→ Extracted text:
::::::::::
I Need Help With Calculating The Number of Possible Two-of-a-Kind Poker Hands

rayroshi

New member
Joined
Mar 14, 2011
Messages
11
I am doing something wrong, when trying to calculate the number of hands that can be drawn, when dealing two pairs in a poker game, but can't see what it is, so I would appreciate being shown where my mistake is and--most importantly--WHY I am wrong, because I just can't see anything wrong with the way that I am doing it. My erroneous answer is exactly double what it should be, so I must be counting things twice.

Here is what I have (incorrectly) tried:

a. For the first pair, I choose one rank/denomination, then two suites: (13C1)(4C2)
b. Then, for the second pair, I again choose one rank/denomination from the remaining 12, then two suites: (12C1)(4C2)
c. Then, for the fifth card, I choose one rank/denomination from any of the remaining ranks/denominations, then one suite: (11C1)(4C1)
d. Finally, turning the crank, I get [(13C1)(4C2)][(12C1)(4C2)][(11C1)(4C1)] = (13)(6)(12)(6)(11)(4) = 247,104.

But the right way to do it is to choose both of the pairs' ranks/denominations simultaneously, like this:

[(13C2)(4C2)(4C2)][(11C1)(4C1)] = (78)(6)(6)(11)(4), which = 123,552.

Why do I have to choose both ranks/denominations at the same time, to start? What is wrong with my way of doing it?

By the way, this method which I am trying works correctly when calculating the number of ways of dealing a full house, so why doesn't it work here?

Any help would be greatly appreciated.
::::::::::
→ Supplied material:
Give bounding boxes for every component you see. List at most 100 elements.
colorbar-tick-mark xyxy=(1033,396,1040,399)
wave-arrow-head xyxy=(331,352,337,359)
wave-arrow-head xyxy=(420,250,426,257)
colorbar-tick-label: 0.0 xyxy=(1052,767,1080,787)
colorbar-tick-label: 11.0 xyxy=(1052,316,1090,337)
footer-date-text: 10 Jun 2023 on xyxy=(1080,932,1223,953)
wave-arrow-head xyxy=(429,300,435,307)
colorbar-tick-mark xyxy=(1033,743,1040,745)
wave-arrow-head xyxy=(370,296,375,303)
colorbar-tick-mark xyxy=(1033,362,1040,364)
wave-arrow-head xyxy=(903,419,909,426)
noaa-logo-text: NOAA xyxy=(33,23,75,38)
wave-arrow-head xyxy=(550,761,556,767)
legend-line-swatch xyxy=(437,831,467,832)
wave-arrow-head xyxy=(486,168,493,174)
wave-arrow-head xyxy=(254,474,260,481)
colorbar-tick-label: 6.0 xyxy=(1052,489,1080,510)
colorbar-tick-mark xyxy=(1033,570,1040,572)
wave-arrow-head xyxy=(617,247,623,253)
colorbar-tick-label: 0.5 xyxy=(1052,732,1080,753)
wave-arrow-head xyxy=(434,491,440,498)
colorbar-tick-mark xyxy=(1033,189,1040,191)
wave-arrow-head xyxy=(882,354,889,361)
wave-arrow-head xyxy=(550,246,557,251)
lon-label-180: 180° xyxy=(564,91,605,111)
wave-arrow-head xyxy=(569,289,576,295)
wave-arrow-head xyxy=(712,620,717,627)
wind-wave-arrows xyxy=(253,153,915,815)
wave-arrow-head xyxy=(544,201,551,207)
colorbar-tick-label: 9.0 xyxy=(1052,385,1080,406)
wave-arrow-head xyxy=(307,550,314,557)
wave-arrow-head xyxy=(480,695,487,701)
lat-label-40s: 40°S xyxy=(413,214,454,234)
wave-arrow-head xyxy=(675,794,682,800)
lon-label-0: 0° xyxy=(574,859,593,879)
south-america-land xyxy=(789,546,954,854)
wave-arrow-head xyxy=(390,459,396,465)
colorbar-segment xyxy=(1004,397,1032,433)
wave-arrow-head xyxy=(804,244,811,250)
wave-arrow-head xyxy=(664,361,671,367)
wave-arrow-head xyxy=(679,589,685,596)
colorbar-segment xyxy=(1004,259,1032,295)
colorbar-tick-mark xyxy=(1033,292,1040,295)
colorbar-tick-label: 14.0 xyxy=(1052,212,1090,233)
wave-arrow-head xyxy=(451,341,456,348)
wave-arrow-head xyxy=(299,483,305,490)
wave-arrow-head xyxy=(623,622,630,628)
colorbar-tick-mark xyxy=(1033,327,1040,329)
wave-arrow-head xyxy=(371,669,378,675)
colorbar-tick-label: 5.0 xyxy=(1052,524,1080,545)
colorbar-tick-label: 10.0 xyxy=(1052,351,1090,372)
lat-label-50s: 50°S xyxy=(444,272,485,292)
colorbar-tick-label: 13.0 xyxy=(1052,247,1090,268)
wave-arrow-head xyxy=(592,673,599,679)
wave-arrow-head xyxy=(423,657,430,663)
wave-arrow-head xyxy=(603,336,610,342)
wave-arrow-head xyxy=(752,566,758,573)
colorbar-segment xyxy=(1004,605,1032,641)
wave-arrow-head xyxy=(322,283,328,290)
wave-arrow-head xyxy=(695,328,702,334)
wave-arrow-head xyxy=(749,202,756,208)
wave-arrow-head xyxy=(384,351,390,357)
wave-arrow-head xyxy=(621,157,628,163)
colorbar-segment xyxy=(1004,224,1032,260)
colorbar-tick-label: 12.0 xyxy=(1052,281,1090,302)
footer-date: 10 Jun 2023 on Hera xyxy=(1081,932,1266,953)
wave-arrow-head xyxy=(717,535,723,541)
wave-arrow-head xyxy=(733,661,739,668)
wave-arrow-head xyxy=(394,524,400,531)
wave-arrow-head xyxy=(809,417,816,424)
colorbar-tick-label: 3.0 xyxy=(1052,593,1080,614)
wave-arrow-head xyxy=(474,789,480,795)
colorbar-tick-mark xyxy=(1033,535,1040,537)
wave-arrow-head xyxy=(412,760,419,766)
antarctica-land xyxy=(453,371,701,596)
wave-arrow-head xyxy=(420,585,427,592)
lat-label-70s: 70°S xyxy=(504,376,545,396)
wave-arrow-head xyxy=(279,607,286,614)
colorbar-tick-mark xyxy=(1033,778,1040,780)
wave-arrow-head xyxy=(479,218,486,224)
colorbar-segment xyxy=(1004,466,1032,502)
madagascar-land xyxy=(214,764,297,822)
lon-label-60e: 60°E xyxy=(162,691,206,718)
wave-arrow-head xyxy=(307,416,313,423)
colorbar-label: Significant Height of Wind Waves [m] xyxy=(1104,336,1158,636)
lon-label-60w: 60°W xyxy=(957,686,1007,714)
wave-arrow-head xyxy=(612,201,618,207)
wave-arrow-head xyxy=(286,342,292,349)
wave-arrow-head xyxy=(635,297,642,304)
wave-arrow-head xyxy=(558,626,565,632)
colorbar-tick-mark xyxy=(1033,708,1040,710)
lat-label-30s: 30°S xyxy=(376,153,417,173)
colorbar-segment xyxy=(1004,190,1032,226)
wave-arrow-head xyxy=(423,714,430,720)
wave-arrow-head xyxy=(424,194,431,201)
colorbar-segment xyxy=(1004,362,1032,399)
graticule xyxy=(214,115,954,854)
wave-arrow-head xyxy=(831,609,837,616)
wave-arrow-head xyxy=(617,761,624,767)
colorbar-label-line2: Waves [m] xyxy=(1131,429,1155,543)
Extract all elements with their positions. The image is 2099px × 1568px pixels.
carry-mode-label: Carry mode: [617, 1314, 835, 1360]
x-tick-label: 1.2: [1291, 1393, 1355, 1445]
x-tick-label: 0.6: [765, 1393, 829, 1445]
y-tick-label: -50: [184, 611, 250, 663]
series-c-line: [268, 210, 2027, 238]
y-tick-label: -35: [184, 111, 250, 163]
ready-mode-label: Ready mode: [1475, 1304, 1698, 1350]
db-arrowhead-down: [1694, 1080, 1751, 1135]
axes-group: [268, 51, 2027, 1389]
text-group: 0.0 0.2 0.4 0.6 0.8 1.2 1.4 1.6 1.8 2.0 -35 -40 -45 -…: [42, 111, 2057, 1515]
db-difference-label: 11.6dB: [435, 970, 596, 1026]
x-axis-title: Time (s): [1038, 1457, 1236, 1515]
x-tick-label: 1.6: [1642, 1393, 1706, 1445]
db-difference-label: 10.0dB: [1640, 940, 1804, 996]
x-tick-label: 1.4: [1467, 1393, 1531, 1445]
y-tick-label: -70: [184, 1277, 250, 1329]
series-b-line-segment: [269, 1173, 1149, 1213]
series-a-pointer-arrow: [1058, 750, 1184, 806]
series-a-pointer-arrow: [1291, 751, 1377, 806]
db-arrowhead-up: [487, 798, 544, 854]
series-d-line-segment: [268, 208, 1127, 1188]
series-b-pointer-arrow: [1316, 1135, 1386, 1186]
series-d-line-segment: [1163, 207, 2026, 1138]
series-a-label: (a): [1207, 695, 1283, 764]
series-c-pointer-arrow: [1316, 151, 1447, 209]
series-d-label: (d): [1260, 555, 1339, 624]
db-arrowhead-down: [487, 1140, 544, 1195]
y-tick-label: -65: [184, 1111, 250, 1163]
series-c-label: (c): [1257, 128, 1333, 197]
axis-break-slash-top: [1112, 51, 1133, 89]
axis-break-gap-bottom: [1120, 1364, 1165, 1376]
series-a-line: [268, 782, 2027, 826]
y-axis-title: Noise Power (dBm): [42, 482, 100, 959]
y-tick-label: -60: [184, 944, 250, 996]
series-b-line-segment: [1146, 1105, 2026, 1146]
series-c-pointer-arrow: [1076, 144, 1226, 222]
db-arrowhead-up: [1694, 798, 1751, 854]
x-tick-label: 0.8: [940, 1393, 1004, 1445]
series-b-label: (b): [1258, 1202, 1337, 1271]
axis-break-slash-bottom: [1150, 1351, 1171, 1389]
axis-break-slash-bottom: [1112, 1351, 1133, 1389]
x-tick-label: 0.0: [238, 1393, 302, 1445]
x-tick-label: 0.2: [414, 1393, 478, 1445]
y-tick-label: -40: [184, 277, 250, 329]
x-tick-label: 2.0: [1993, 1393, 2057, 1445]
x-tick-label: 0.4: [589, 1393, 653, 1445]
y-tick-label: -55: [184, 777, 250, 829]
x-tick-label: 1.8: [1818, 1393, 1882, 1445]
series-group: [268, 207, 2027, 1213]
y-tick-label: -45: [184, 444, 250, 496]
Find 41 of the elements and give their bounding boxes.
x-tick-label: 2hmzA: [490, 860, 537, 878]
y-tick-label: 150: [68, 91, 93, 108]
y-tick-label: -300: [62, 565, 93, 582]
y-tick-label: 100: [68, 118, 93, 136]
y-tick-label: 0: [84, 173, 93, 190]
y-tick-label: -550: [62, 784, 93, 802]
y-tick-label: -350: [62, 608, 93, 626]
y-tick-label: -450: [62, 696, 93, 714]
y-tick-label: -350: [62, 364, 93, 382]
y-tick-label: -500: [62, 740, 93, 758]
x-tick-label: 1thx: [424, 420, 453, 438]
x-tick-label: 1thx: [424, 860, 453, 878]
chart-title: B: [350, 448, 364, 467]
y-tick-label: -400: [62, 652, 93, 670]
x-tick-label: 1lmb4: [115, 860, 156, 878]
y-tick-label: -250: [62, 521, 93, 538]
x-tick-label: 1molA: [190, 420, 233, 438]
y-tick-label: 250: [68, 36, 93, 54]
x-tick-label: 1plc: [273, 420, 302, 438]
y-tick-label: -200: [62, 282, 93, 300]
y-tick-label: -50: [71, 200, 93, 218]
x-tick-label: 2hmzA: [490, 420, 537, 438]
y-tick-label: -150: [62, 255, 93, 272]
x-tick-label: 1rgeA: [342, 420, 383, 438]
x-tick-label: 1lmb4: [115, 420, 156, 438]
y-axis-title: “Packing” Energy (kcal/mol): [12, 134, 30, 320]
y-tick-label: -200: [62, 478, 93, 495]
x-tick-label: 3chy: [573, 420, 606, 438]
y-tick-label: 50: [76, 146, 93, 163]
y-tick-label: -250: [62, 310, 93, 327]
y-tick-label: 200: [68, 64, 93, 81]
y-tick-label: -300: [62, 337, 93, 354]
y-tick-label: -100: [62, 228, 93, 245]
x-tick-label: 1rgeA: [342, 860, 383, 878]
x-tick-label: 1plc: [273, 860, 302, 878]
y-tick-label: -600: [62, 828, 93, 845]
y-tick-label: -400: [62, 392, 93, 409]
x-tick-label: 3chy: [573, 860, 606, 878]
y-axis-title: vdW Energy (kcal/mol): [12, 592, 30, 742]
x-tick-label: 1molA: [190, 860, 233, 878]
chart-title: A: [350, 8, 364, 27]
::::::::::
→ What this exercise asks:
[a] In the poker-hands post, what total did the poster's incorrect method give for two-pair hands?
[b] Reproduce the stretch of the poker-hands post from "By the way, this" through "be greatly appreciated.".

→ Final answers:
[a] 247,104

[b]
By the way, this method which I am trying works correctly when calculating the number of ways of dealing a full house, so why doesn't it work here?

Any help would be greatly appreciated.